• EXERCISE DATA:
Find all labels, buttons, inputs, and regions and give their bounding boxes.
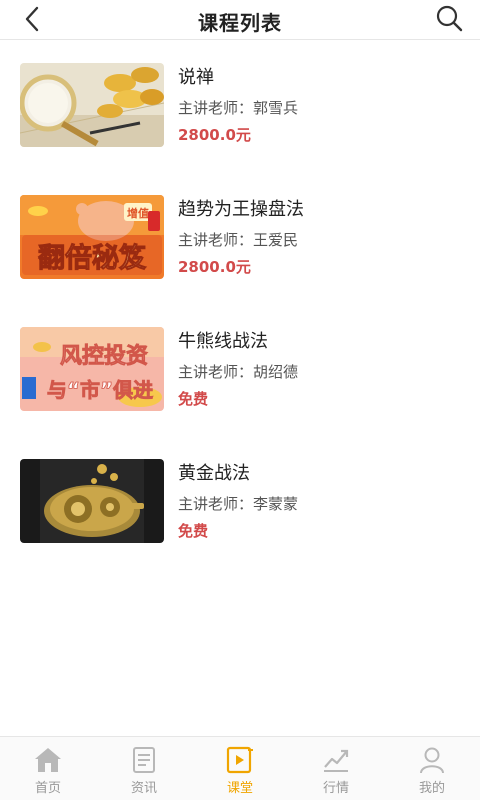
course-title: 黄金战法 bbox=[178, 463, 250, 484]
search-button[interactable] bbox=[434, 3, 464, 33]
header-bar: 课程列表 bbox=[0, 0, 480, 40]
profile-icon bbox=[420, 747, 444, 774]
course-thumbnail bbox=[20, 459, 164, 543]
tab-profile[interactable]: 我的 bbox=[384, 737, 480, 800]
tab-news[interactable]: 资讯 bbox=[96, 737, 192, 800]
tab-label: 资讯 bbox=[130, 781, 157, 796]
bottom-tab-bar: 首页 资讯 课堂 行情 我的 bbox=[0, 736, 480, 800]
course-price: 免费 bbox=[178, 390, 209, 408]
course-thumbnail bbox=[20, 63, 164, 147]
tab-home[interactable]: 首页 bbox=[0, 737, 96, 800]
news-icon bbox=[133, 747, 155, 773]
course-teacher: 主讲老师：王爱民 bbox=[178, 231, 299, 249]
course-title: 趋势为王操盘法 bbox=[178, 199, 304, 220]
course-title: 说禅 bbox=[178, 67, 214, 88]
course-teacher: 主讲老师：胡绍德 bbox=[178, 363, 299, 381]
tab-market[interactable]: 行情 bbox=[288, 737, 384, 800]
classroom-icon bbox=[226, 746, 253, 774]
market-chart-icon bbox=[324, 749, 349, 772]
tab-label: 我的 bbox=[418, 781, 445, 796]
course-item[interactable]: 黄金战法 主讲老师：李蒙蒙 免费 bbox=[0, 459, 480, 551]
home-icon bbox=[35, 748, 61, 772]
tab-label: 课堂 bbox=[226, 781, 253, 796]
course-title: 牛熊线战法 bbox=[178, 331, 268, 352]
thumb-badge-text: 增值 bbox=[127, 206, 149, 220]
course-price: 免费 bbox=[178, 522, 209, 540]
thumb-subline-text: 与“市”俱进 bbox=[47, 378, 153, 402]
course-teacher: 主讲老师：李蒙蒙 bbox=[178, 495, 299, 513]
thumb-headline-text: 翻倍秘笈 bbox=[38, 242, 147, 274]
course-item[interactable]: 增值 翻倍秘笈 趋势为王操盘法 主讲老师：王爱民 2800.0元 bbox=[0, 195, 480, 287]
course-teacher: 主讲老师：郭雪兵 bbox=[178, 99, 299, 117]
course-price: 2800.0元 bbox=[178, 126, 251, 144]
page-title: 课程列表 bbox=[198, 11, 282, 35]
tab-label: 行情 bbox=[322, 781, 349, 796]
search-icon bbox=[436, 5, 463, 32]
thumb-headline-text: 风控投资 bbox=[60, 343, 148, 369]
course-price: 2800.0元 bbox=[178, 258, 251, 276]
tab-classroom[interactable]: 课堂 bbox=[192, 737, 288, 800]
course-thumbnail: 增值 翻倍秘笈 bbox=[20, 195, 164, 279]
course-item[interactable]: 说禅 主讲老师：郭雪兵 2800.0元 bbox=[0, 63, 480, 155]
course-item[interactable]: 风控投资 与“市”俱进 牛熊线战法 主讲老师：胡绍德 免费 bbox=[0, 327, 480, 419]
course-thumbnail: 风控投资 与“市”俱进 bbox=[20, 327, 164, 411]
tab-label: 首页 bbox=[34, 781, 61, 796]
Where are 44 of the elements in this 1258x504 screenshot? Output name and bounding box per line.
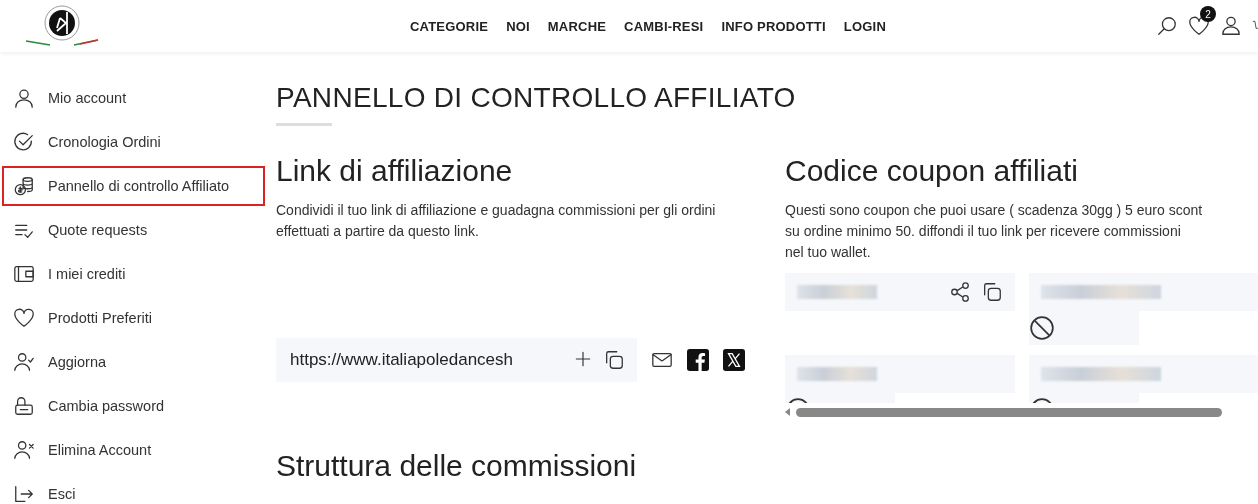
facebook-icon[interactable] <box>687 349 709 371</box>
logout-icon <box>13 483 35 504</box>
x-icon[interactable] <box>723 349 745 371</box>
check-circle-icon <box>13 131 35 153</box>
user-remove-icon <box>13 439 35 461</box>
page-title: PANNELLO DI CONTROLLO AFFILIATO <box>276 82 797 114</box>
nav-link[interactable]: CAMBI-RESI <box>624 18 704 34</box>
user-icon <box>1220 15 1242 37</box>
user-icon <box>13 87 35 109</box>
nav-link[interactable]: NOI <box>506 18 530 34</box>
search-icon <box>1156 15 1178 37</box>
copy-icon <box>603 349 625 371</box>
description-text: Questi sono coupon che puoi usare ( scadenza 30gg ) 5 euro scont su ordine minimo 50. diffondi il tuo link per ricevere commissioni nel tuo wallet. <box>785 201 1204 262</box>
sidebar-item[interactable]: Cambia password <box>2 386 265 426</box>
scrollbar-thumb[interactable] <box>796 407 1222 417</box>
sidebar-item[interactable]: I miei crediti <box>2 254 265 294</box>
wishlist-count-badge: 2 <box>1200 6 1216 22</box>
nav-link[interactable]: LOGIN <box>843 18 886 34</box>
section-title: Struttura delle commissioni <box>276 449 638 483</box>
heart-icon <box>13 307 35 329</box>
plus-icon <box>573 349 593 369</box>
user-check-icon <box>13 351 35 373</box>
sidebar-item[interactable]: Prodotti Preferiti <box>2 298 265 338</box>
sidebar-item[interactable]: Esci <box>2 474 265 504</box>
section-title: Link di affiliazione <box>276 154 514 188</box>
nav-link[interactable]: MARCHE <box>547 18 607 34</box>
lock-icon <box>13 395 35 417</box>
nav-link[interactable]: INFO PRODOTTI <box>721 18 826 34</box>
sidebar-item[interactable]: Aggiorna <box>2 342 265 382</box>
scroll-left-icon[interactable] <box>785 408 790 416</box>
sidebar-item[interactable]: Pannello di controllo Affiliato <box>2 166 265 206</box>
copy-icon <box>981 281 1003 303</box>
sidebar-item[interactable]: Cronologia Ordini <box>2 122 265 162</box>
logo-icon[interactable] <box>24 4 100 48</box>
wallet-icon <box>13 263 35 285</box>
sidebar-item[interactable]: Mio account <box>2 78 265 118</box>
section-title: Codice coupon affiliati <box>785 154 1079 188</box>
description-text: Condividi il tuo link di affiliazione e guadagna commissioni per gli ordini effettuati a partire da questo link. <box>276 201 717 241</box>
nav-link[interactable]: CATEGORIE <box>410 18 489 34</box>
sidebar-item[interactable]: Elimina Account <box>2 430 265 470</box>
sidebar-item[interactable]: Quote requests <box>2 210 265 250</box>
share-icon[interactable] <box>949 281 971 303</box>
coins-icon <box>13 175 35 197</box>
affiliate-link-field[interactable]: https://www.italiapoledancesh <box>276 338 637 382</box>
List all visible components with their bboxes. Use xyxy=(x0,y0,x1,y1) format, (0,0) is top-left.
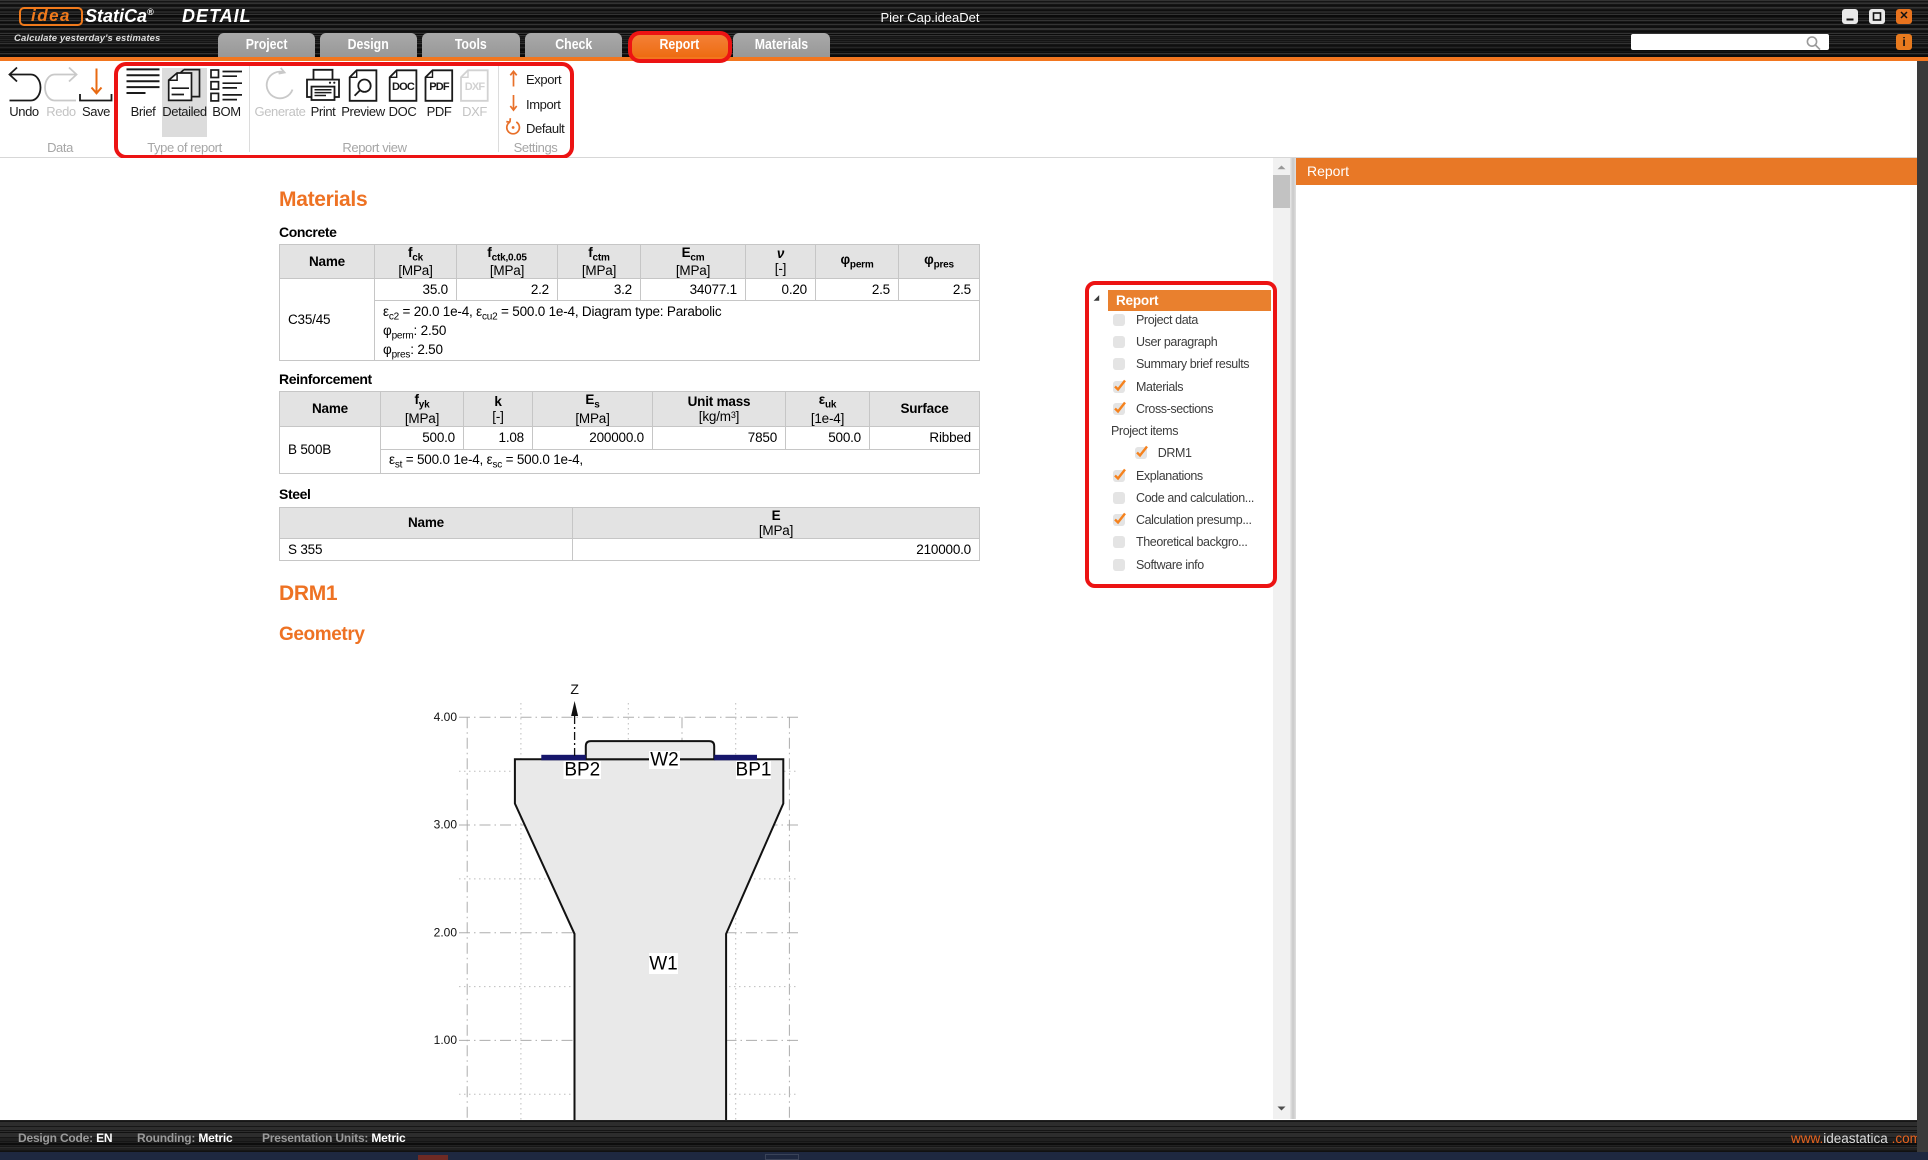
svg-text:4.00: 4.00 xyxy=(434,710,458,724)
svg-text:3.00: 3.00 xyxy=(434,818,458,832)
svg-text:BP1: BP1 xyxy=(736,760,772,781)
svg-text:BP2: BP2 xyxy=(564,760,600,781)
svg-text:W1: W1 xyxy=(649,954,678,975)
svg-text:Z: Z xyxy=(570,681,579,697)
svg-text:2.00: 2.00 xyxy=(434,925,458,939)
svg-text:W2: W2 xyxy=(650,750,679,771)
svg-text:1.00: 1.00 xyxy=(434,1033,458,1047)
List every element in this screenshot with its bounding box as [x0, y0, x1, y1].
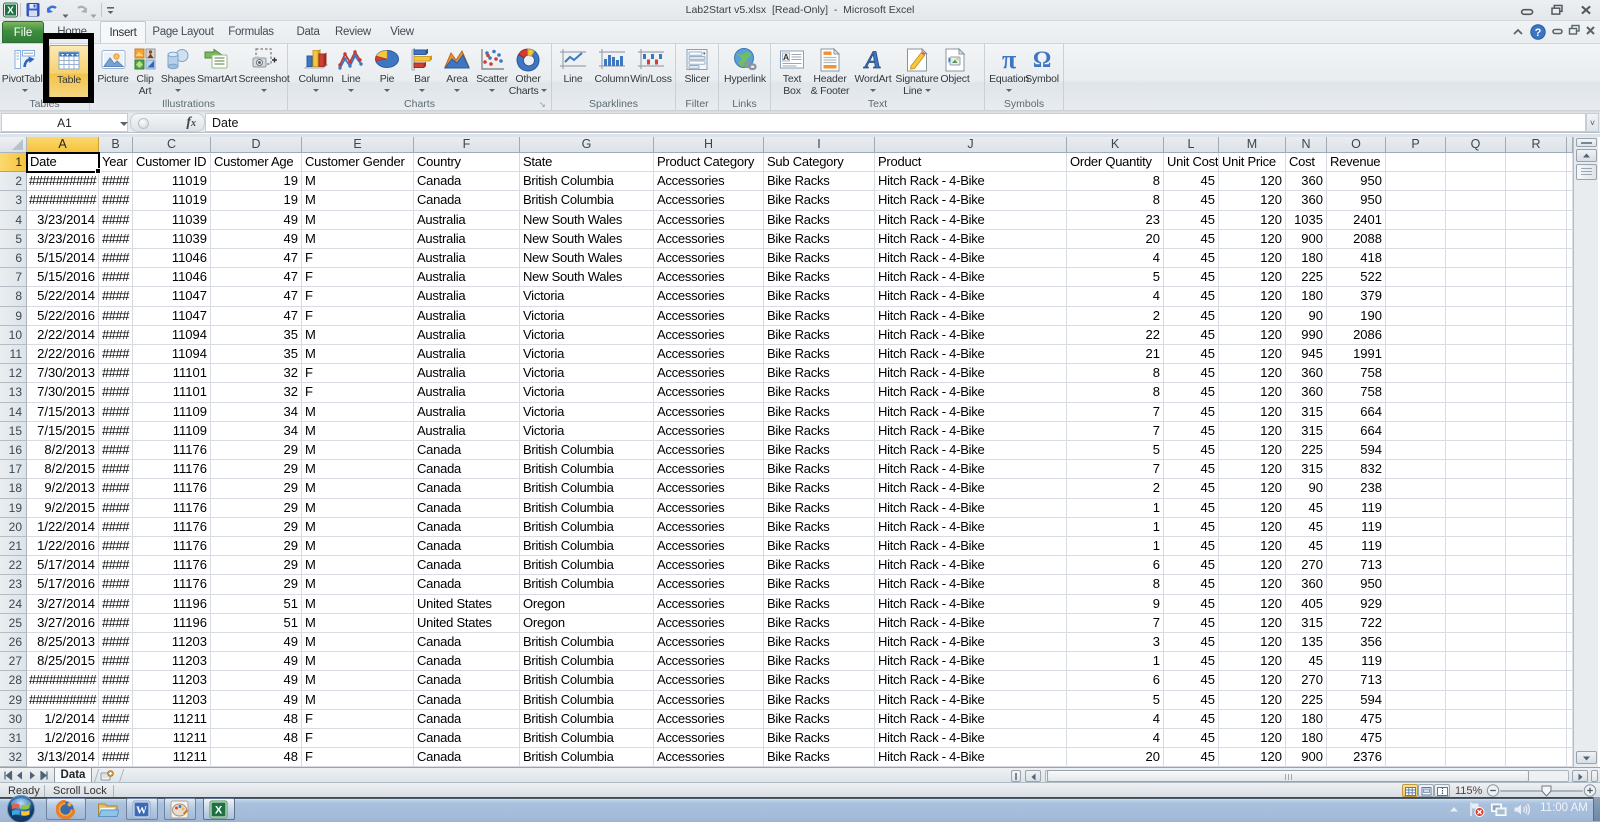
svg-text:A: A	[783, 52, 789, 62]
svg-text:Ω: Ω	[1033, 47, 1051, 72]
svg-text:X: X	[215, 805, 223, 817]
svg-text:W: W	[136, 805, 147, 817]
svg-text:?: ?	[1535, 27, 1542, 39]
svg-text:π: π	[1002, 47, 1016, 73]
svg-text:A: A	[863, 47, 881, 73]
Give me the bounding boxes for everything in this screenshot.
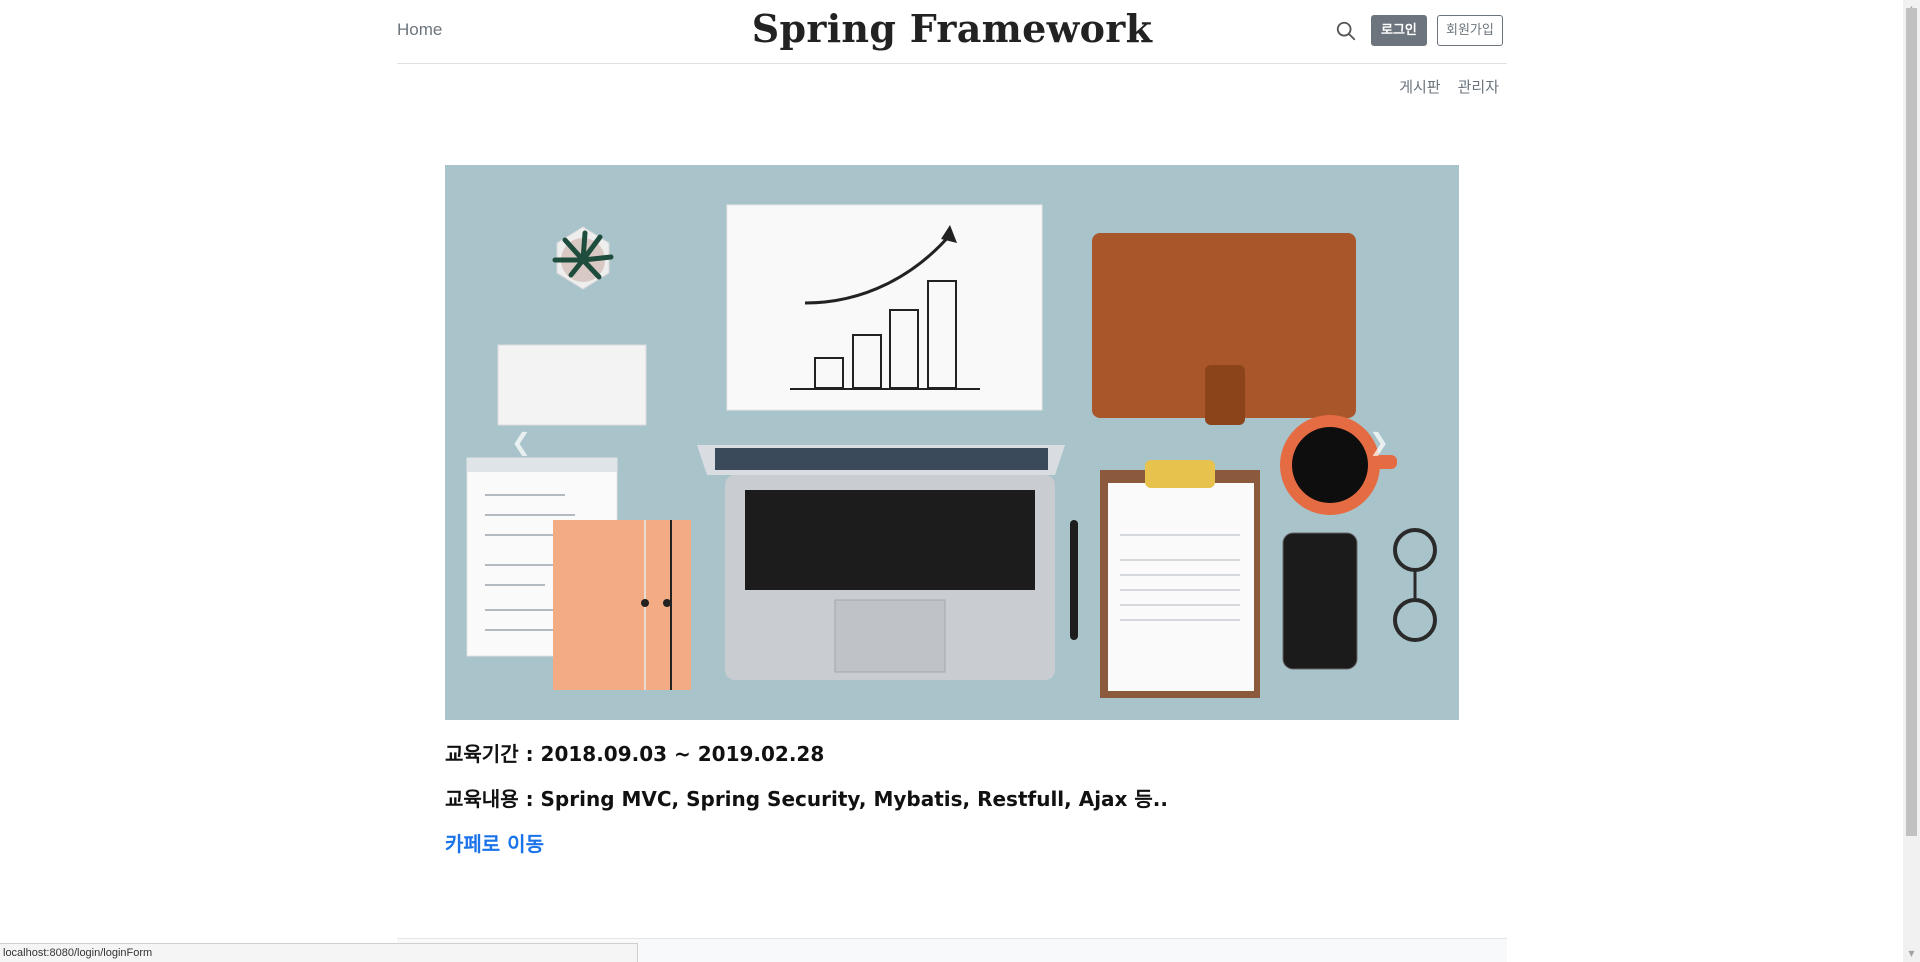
carousel-image	[445, 165, 1459, 720]
status-bar: localhost:8080/login/loginForm	[0, 943, 638, 962]
nav-item-board[interactable]: 게시판	[1399, 76, 1440, 97]
sub-nav: 게시판 관리자	[1399, 76, 1499, 97]
hero-carousel[interactable]: ❮ ❯	[445, 165, 1459, 720]
page: Home Spring Framework 로그인 회원가입 게시판 관리자 ❮…	[0, 0, 1920, 962]
carousel-next-icon[interactable]: ❯	[1367, 427, 1391, 457]
top-header: Home Spring Framework 로그인 회원가입	[397, 0, 1507, 64]
login-button[interactable]: 로그인	[1371, 15, 1427, 46]
cafe-link[interactable]: 카페로 이동	[445, 828, 544, 857]
education-period: 교육기간 : 2018.09.03 ~ 2019.02.28	[445, 742, 825, 766]
vertical-scrollbar[interactable]: ▲ ▼	[1903, 0, 1920, 962]
signup-button[interactable]: 회원가입	[1437, 15, 1503, 46]
scroll-down-icon[interactable]: ▼	[1903, 945, 1920, 962]
carousel-prev-icon[interactable]: ❮	[509, 427, 533, 457]
scroll-thumb[interactable]	[1906, 8, 1917, 836]
nav-item-admin[interactable]: 관리자	[1458, 76, 1499, 97]
education-content: 교육내용 : Spring MVC, Spring Security, Myba…	[445, 787, 1169, 811]
search-icon[interactable]	[1335, 20, 1357, 42]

• WRITTEN REQUEST: List each line above that contains the word "coupon", with case counting.

• FULL OUTPUT:
description-text: Questi sono coupon che puoi usare ( scadenza 30gg ) 5 euro scont su ordine minimo 50. diffondi il tuo link per ricevere commissioni nel tuo wallet. <box>785 201 1204 262</box>
section-title: Codice coupon affiliati <box>785 154 1079 188</box>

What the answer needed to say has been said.